── THE RECORDS ──

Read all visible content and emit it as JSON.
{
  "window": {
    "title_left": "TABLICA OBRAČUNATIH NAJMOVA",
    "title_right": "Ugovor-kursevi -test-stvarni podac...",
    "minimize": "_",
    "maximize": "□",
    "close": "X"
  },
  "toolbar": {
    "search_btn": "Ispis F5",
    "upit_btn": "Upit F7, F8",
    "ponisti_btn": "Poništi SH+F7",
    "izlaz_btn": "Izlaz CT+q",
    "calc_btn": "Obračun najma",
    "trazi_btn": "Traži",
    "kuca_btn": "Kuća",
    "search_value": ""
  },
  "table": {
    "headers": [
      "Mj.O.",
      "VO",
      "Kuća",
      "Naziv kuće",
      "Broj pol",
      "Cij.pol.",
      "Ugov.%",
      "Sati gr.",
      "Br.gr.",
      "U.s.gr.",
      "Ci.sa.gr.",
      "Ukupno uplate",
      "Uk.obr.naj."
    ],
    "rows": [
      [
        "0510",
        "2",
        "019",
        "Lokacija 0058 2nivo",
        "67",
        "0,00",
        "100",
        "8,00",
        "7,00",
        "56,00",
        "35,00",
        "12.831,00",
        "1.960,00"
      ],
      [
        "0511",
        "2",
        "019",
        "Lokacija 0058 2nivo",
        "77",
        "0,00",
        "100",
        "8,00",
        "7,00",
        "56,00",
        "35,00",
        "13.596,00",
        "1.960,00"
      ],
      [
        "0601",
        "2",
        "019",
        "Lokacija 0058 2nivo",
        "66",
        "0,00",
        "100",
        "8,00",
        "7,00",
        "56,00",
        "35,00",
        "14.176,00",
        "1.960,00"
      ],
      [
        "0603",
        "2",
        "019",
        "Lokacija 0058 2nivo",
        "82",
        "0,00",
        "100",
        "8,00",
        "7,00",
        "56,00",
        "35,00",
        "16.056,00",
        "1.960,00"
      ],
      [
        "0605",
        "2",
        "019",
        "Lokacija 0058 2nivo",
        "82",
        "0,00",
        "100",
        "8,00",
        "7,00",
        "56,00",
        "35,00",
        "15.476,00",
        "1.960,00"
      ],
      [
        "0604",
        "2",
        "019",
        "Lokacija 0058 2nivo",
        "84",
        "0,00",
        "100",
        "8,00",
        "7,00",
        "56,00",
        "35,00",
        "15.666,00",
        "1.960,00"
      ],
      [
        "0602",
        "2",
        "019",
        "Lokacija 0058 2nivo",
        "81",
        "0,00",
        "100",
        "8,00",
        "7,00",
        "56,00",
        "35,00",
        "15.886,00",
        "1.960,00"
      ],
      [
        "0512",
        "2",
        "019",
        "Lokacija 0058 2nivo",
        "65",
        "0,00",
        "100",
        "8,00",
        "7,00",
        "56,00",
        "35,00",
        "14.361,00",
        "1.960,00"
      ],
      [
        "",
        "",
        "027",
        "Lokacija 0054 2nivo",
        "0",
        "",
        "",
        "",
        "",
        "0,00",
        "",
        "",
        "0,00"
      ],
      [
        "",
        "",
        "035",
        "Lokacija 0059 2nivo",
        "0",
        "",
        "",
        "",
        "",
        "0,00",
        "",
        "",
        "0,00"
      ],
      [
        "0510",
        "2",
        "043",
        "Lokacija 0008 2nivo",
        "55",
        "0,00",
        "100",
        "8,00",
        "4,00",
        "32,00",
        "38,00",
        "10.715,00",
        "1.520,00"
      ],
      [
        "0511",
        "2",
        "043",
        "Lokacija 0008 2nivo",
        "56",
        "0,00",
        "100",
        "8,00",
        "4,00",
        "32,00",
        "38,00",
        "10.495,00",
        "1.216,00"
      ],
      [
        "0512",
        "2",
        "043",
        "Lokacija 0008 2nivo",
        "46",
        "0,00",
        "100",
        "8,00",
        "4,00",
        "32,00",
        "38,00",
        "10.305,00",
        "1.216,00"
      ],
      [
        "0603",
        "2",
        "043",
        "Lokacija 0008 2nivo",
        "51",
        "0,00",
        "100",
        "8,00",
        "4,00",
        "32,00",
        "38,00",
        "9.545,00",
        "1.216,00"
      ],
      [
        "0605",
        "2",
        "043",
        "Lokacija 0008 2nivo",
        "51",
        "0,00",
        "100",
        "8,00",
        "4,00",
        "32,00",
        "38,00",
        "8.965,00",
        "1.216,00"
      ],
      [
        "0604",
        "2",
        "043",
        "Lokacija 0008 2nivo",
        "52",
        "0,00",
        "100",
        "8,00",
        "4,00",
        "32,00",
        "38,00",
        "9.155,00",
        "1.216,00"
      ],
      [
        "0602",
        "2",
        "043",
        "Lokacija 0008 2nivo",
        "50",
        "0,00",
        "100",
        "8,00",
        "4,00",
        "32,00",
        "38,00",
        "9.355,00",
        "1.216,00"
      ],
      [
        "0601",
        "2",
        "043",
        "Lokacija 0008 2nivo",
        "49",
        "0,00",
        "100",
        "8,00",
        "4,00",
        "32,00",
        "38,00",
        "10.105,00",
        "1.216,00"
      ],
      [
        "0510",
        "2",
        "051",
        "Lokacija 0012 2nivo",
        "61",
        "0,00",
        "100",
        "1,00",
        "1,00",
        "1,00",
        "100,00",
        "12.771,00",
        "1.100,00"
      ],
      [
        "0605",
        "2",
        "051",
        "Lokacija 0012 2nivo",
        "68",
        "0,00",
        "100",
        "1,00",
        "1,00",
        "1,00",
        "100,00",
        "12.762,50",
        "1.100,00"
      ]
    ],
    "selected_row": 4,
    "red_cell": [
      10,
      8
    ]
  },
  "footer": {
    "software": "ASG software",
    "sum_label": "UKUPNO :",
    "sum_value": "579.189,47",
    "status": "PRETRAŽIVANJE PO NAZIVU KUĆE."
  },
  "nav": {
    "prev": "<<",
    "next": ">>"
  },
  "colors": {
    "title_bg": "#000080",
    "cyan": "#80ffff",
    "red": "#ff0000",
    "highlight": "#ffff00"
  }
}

───

WHAT YOU NEED TO DO: Each record should come back exactly as written.

WRITTEN SOLUTION:
Read all visible content and emit it as JSON.
{
  "window": {
    "title_left": "TABLICA OBRAČUNATIH NAJMOVA",
    "title_right": "Ugovor-kursevi -test-stvarni podac...",
    "minimize": "_",
    "maximize": "□",
    "close": "X"
  },
  "toolbar": {
    "search_btn": "Ispis F5",
    "upit_btn": "Upit F7, F8",
    "ponisti_btn": "Poništi SH+F7",
    "izlaz_btn": "Izlaz CT+q",
    "calc_btn": "Obračun najma",
    "trazi_btn": "Traži",
    "kuca_btn": "Kuća",
    "search_value": ""
  },
  "table": {
    "headers": [
      "Mj.O.",
      "VO",
      "Kuća",
      "Naziv kuće",
      "Broj pol",
      "Cij.pol.",
      "Ugov.%",
      "Sati gr.",
      "Br.gr.",
      "U.s.gr.",
      "Ci.sa.gr.",
      "Ukupno uplate",
      "Uk.obr.naj."
    ],
    "rows": [
      [
        "0510",
        "2",
        "019",
        "Lokacija 0058 2nivo",
        "67",
        "0,00",
        "100",
        "8,00",
        "7,00",
        "56,00",
        "35,00",
        "12.831,00",
        "1.960,00"
      ],
      [
        "0511",
        "2",
        "019",
        "Lokacija 0058 2nivo",
        "77",
        "0,00",
        "100",
        "8,00",
        "7,00",
        "56,00",
        "35,00",
        "13.596,00",
        "1.960,00"
      ],
      [
        "0601",
        "2",
        "019",
        "Lokacija 0058 2nivo",
        "66",
        "0,00",
        "100",
        "8,00",
        "7,00",
        "56,00",
        "35,00",
        "14.176,00",
        "1.960,00"
      ],
      [
        "0603",
        "2",
        "019",
        "Lokacija 0058 2nivo",
        "82",
        "0,00",
        "100",
        "8,00",
        "7,00",
        "56,00",
        "35,00",
        "16.056,00",
        "1.960,00"
      ],
      [
        "0605",
        "2",
        "019",
        "Lokacija 0058 2nivo",
        "82",
        "0,00",
        "100",
        "8,00",
        "7,00",
        "56,00",
        "35,00",
        "15.476,00",
        "1.960,00"
      ],
      [
        "0604",
        "2",
        "019",
        "Lokacija 0058 2nivo",
        "84",
        "0,00",
        "100",
        "8,00",
        "7,00",
        "56,00",
        "35,00",
        "15.666,00",
        "1.960,00"
      ],
      [
        "0602",
        "2",
        "019",
        "Lokacija 0058 2nivo",
        "81",
        "0,00",
        "100",
        "8,00",
        "7,00",
        "56,00",
        "35,00",
        "15.886,00",
        "1.960,00"
      ],
      [
        "0512",
        "2",
        "019",
        "Lokacija 0058 2nivo",
        "65",
        "0,00",
        "100",
        "8,00",
        "7,00",
        "56,00",
        "35,00",
        "14.361,00",
        "1.960,00"
      ],
      [
        "",
        "",
        "027",
        "Lokacija 0054 2nivo",
        "0",
        "",
        "",
        "",
        "",
        "0,00",
        "",
        "",
        "0,00"
      ],
      [
        "",
        "",
        "035",
        "Lokacija 0059 2nivo",
        "0",
        "",
        "",
        "",
        "",
        "0,00",
        "",
        "",
        "0,00"
      ],
      [
        "0510",
        "2",
        "043",
        "Lokacija 0008 2nivo",
        "55",
        "0,00",
        "100",
        "8,00",
        "4,00",
        "32,00",
        "38,00",
        "10.715,00",
        "1.520,00"
      ],
      [
        "0511",
        "2",
        "043",
        "Lokacija 0008 2nivo",
        "56",
        "0,00",
        "100",
        "8,00",
        "4,00",
        "32,00",
        "38,00",
        "10.495,00",
        "1.216,00"
      ],
      [
        "0512",
        "2",
        "043",
        "Lokacija 0008 2nivo",
        "46",
        "0,00",
        "100",
        "8,00",
        "4,00",
        "32,00",
        "38,00",
        "10.305,00",
        "1.216,00"
      ],
      [
        "0603",
        "2",
        "043",
        "Lokacija 0008 2nivo",
        "51",
        "0,00",
        "100",
        "8,00",
        "4,00",
        "32,00",
        "38,00",
        "9.545,00",
        "1.216,00"
      ],
      [
        "0605",
        "2",
        "043",
        "Lokacija 0008 2nivo",
        "51",
        "0,00",
        "100",
        "8,00",
        "4,00",
        "32,00",
        "38,00",
        "8.965,00",
        "1.216,00"
      ],
      [
        "0604",
        "2",
        "043",
        "Lokacija 0008 2nivo",
        "52",
        "0,00",
        "100",
        "8,00",
        "4,00",
        "32,00",
        "38,00",
        "9.155,00",
        "1.216,00"
      ],
      [
        "0602",
        "2",
        "043",
        "Lokacija 0008 2nivo",
        "50",
        "0,00",
        "100",
        "8,00",
        "4,00",
        "32,00",
        "38,00",
        "9.355,00",
        "1.216,00"
      ],
      [
        "0601",
        "2",
        "043",
        "Lokacija 0008 2nivo",
        "49",
        "0,00",
        "100",
        "8,00",
        "4,00",
        "32,00",
        "38,00",
        "10.105,00",
        "1.216,00"
      ],
      [
        "0510",
        "2",
        "051",
        "Lokacija 0012 2nivo",
        "61",
        "0,00",
        "100",
        "1,00",
        "1,00",
        "1,00",
        "100,00",
        "12.771,00",
        "1.100,00"
      ],
      [
        "0605",
        "2",
        "051",
        "Lokacija 0012 2nivo",
        "68",
        "0,00",
        "100",
        "1,00",
        "1,00",
        "1,00",
        "100,00",
        "12.762,50",
        "1.100,00"
      ]
    ],
    "selected_row": 4,
    "red_cell": [
      10,
      8
    ]
  },
  "footer": {
    "software": "ASG software",
    "sum_label": "UKUPNO :",
    "sum_value": "579.189,47",
    "status": "PRETRAŽIVANJE PO NAZIVU KUĆE."
  },
  "nav": {
    "prev": "<<",
    "next": ">>"
  },
  "colors": {
    "title_bg": "#000080",
    "cyan": "#80ffff",
    "red": "#ff0000",
    "highlight": "#ffff00"
  }
}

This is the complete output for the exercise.